▸ **Work instructions**:
Output the records, every one, exactly as given.

▸ **Material provided**:
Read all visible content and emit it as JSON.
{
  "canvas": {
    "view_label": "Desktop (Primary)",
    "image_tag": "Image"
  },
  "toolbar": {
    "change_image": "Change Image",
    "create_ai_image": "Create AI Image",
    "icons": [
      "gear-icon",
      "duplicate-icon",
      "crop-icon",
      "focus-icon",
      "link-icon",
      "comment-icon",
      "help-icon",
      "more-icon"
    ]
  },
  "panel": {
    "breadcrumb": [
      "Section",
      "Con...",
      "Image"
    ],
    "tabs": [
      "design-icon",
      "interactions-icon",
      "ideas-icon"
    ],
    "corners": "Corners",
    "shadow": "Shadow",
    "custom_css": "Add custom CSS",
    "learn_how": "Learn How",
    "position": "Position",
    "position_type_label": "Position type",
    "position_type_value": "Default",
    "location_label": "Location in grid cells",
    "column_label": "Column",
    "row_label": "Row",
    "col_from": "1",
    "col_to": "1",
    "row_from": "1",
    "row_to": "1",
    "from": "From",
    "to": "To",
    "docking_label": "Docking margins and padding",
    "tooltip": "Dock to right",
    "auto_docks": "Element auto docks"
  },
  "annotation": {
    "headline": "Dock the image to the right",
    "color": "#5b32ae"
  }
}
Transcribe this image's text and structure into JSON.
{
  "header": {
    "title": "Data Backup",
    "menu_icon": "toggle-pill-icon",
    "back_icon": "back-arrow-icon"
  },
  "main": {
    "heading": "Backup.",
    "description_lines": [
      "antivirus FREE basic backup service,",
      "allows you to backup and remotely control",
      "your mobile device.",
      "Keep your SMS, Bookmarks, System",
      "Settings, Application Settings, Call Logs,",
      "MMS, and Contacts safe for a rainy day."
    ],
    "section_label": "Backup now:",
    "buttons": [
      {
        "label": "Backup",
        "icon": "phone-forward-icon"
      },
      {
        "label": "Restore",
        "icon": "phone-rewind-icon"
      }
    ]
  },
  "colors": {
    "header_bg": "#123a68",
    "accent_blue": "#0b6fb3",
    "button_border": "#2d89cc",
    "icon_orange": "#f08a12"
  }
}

▸ **Response to the exercise**:
Read all visible content and emit it as JSON.
{
  "canvas": {
    "view_label": "Desktop (Primary)",
    "image_tag": "Image"
  },
  "toolbar": {
    "change_image": "Change Image",
    "create_ai_image": "Create AI Image",
    "icons": [
      "gear-icon",
      "duplicate-icon",
      "crop-icon",
      "focus-icon",
      "link-icon",
      "comment-icon",
      "help-icon",
      "more-icon"
    ]
  },
  "panel": {
    "breadcrumb": [
      "Section",
      "Con...",
      "Image"
    ],
    "tabs": [
      "design-icon",
      "interactions-icon",
      "ideas-icon"
    ],
    "corners": "Corners",
    "shadow": "Shadow",
    "custom_css": "Add custom CSS",
    "learn_how": "Learn How",
    "position": "Position",
    "position_type_label": "Position type",
    "position_type_value": "Default",
    "location_label": "Location in grid cells",
    "column_label": "Column",
    "row_label": "Row",
    "col_from": "1",
    "col_to": "1",
    "row_from": "1",
    "row_to": "1",
    "from": "From",
    "to": "To",
    "docking_label": "Docking margins and padding",
    "tooltip": "Dock to right",
    "auto_docks": "Element auto docks"
  },
  "annotation": {
    "headline": "Dock the image to the right",
    "color": "#5b32ae"
  }
}
Transcribe this image's text and structure into JSON.
{
  "header": {
    "title": "Data Backup",
    "menu_icon": "toggle-pill-icon",
    "back_icon": "back-arrow-icon"
  },
  "main": {
    "heading": "Backup.",
    "description_lines": [
      "antivirus FREE basic backup service,",
      "allows you to backup and remotely control",
      "your mobile device.",
      "Keep your SMS, Bookmarks, System",
      "Settings, Application Settings, Call Logs,",
      "MMS, and Contacts safe for a rainy day."
    ],
    "section_label": "Backup now:",
    "buttons": [
      {
        "label": "Backup",
        "icon": "phone-forward-icon"
      },
      {
        "label": "Restore",
        "icon": "phone-rewind-icon"
      }
    ]
  },
  "colors": {
    "header_bg": "#123a68",
    "accent_blue": "#0b6fb3",
    "button_border": "#2d89cc",
    "icon_orange": "#f08a12"
  }
}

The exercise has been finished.